Records from a collection of figures
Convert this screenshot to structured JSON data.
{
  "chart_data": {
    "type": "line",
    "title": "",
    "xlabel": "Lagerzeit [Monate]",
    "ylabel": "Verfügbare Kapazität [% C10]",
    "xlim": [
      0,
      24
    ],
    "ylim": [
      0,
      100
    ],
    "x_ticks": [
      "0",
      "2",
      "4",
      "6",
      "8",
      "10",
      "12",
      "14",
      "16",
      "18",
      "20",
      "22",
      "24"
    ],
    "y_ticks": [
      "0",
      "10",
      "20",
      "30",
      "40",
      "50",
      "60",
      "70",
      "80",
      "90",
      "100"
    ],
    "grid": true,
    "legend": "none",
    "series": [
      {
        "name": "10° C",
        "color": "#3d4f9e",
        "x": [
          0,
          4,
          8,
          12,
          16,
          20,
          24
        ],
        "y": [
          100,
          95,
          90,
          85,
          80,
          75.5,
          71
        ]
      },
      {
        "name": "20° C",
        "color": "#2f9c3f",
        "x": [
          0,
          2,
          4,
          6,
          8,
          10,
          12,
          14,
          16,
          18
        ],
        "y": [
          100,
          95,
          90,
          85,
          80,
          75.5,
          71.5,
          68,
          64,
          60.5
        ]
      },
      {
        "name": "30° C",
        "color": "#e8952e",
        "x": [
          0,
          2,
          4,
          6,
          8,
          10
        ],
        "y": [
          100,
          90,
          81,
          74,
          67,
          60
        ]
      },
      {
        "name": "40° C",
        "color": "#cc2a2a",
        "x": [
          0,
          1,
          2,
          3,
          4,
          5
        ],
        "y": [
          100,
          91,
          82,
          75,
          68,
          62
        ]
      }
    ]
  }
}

▸ Written exercise
Filter for "color". Return all lines that hold it.

▸ Solution for this exercise
        "color": "#3d4f9e",
        "color": "#2f9c3f",
        "color": "#e8952e",
        "color": "#cc2a2a",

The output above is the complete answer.